[Stored records]
- - - - -
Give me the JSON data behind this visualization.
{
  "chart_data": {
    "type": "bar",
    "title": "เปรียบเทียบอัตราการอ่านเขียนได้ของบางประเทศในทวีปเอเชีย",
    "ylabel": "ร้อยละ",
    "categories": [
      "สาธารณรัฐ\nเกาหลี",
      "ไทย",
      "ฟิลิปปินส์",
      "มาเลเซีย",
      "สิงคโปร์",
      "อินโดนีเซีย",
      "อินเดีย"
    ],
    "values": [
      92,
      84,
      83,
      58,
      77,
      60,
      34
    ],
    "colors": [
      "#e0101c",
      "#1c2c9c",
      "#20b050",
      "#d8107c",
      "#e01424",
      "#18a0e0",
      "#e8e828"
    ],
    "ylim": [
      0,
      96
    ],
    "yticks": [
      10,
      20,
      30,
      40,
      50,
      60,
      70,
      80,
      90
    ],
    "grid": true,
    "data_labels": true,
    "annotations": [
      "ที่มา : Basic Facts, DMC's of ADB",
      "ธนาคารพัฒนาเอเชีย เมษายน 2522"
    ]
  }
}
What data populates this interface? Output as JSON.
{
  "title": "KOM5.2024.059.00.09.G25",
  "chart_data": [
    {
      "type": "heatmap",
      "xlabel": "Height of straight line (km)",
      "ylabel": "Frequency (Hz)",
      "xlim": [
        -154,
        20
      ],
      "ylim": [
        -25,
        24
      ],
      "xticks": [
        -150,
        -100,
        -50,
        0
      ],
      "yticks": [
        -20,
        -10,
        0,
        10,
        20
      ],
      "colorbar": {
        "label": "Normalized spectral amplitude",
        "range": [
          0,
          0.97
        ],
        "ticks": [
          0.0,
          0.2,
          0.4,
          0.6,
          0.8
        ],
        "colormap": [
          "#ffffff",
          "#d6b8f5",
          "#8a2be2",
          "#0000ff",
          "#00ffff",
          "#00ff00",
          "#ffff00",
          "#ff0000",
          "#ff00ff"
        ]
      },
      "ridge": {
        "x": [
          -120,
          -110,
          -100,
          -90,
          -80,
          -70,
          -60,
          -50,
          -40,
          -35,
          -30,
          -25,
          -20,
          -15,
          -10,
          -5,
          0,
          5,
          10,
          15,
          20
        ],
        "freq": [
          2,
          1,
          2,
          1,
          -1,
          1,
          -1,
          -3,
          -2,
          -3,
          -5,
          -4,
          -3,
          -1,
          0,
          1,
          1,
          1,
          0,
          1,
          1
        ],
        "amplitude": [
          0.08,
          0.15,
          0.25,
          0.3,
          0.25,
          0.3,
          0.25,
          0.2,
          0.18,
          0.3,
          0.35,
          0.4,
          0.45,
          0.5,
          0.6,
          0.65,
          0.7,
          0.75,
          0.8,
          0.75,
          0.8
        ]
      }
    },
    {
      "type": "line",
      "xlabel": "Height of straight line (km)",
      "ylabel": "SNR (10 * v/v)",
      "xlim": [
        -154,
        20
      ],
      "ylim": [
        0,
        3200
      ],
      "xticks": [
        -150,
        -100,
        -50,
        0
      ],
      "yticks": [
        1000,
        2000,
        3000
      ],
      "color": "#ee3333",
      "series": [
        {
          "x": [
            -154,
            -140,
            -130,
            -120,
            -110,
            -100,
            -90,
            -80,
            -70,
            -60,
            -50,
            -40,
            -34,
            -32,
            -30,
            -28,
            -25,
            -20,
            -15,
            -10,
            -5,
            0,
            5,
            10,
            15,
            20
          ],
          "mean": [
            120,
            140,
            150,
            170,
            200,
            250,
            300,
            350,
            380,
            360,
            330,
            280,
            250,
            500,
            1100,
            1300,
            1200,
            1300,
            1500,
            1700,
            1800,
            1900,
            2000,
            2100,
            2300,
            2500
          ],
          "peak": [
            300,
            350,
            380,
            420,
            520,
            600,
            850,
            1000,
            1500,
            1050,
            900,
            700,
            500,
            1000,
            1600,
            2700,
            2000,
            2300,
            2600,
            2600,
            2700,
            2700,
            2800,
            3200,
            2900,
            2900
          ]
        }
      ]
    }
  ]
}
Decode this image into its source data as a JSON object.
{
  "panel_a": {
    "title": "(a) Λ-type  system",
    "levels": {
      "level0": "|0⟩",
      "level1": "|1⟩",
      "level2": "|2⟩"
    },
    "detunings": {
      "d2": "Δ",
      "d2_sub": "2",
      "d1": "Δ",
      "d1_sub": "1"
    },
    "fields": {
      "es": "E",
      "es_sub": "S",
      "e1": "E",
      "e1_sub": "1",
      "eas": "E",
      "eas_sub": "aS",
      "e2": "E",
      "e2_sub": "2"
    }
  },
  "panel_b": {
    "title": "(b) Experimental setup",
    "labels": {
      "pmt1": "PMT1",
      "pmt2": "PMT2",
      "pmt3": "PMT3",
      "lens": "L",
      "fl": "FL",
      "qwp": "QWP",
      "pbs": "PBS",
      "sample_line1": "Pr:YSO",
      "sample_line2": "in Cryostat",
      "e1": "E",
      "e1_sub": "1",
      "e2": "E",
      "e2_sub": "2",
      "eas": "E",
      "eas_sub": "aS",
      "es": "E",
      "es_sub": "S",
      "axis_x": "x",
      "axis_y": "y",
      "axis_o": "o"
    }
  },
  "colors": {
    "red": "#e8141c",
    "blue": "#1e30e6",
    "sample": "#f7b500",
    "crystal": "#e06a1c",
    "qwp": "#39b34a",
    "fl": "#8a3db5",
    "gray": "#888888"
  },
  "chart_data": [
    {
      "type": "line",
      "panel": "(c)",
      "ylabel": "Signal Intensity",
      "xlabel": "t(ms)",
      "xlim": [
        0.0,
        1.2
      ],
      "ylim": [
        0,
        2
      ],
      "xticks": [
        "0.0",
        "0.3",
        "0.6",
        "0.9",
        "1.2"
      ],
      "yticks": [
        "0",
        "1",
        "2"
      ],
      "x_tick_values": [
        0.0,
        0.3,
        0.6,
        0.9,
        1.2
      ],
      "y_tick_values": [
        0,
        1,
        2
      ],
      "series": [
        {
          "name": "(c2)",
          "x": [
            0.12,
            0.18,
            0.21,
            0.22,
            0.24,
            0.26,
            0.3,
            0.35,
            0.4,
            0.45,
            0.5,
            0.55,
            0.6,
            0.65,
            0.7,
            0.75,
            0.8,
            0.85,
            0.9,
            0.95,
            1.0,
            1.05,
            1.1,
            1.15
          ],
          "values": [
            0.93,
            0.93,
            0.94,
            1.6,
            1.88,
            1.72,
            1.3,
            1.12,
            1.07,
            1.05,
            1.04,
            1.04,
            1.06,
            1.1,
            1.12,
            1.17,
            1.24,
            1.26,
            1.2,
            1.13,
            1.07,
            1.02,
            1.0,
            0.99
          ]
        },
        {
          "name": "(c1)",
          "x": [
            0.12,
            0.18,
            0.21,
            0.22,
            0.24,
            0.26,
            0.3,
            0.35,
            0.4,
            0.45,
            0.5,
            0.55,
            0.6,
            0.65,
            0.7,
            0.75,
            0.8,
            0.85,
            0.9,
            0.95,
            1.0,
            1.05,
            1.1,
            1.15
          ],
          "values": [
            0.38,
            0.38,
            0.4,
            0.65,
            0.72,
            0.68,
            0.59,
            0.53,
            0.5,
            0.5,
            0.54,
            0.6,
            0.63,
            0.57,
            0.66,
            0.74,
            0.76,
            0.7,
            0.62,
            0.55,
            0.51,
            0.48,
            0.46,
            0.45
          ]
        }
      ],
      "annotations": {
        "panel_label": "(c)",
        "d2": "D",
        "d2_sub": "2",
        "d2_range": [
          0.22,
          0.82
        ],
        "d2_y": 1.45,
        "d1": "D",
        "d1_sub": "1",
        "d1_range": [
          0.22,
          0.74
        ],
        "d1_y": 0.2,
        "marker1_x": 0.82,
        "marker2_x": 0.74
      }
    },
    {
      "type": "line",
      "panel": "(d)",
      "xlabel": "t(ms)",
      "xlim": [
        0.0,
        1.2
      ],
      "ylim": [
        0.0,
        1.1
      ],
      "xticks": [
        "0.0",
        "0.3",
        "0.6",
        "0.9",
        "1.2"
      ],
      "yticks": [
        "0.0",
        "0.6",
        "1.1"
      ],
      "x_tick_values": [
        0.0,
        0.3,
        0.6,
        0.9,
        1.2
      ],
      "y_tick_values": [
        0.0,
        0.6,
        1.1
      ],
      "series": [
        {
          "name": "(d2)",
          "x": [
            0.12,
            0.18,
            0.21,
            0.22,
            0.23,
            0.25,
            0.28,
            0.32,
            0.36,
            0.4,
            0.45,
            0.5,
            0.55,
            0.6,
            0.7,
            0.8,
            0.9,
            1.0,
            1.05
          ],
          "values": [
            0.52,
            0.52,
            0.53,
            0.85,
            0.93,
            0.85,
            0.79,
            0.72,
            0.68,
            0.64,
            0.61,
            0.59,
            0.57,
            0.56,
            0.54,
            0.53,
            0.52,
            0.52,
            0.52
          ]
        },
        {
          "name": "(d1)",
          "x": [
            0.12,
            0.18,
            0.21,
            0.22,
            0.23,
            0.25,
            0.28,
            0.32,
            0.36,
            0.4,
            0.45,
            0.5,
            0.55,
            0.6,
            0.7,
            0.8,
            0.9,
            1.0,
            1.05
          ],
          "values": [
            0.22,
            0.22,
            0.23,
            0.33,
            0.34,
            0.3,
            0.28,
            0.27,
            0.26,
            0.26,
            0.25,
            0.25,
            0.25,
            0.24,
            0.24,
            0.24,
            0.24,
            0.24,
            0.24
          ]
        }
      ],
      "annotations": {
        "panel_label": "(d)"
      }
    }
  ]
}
- - - - -
* **EXERCISE PROMPT**:
Lines holding the word "ylabel" in the entries above are the ones to pull out. Copy them all.

* **WORKED SOLUTION**:
    "ylabel": "ร้อยละ",
      "ylabel": "Frequency (Hz)",
      "ylabel": "SNR (10 * v/v)",
      "ylabel": "Signal Intensity",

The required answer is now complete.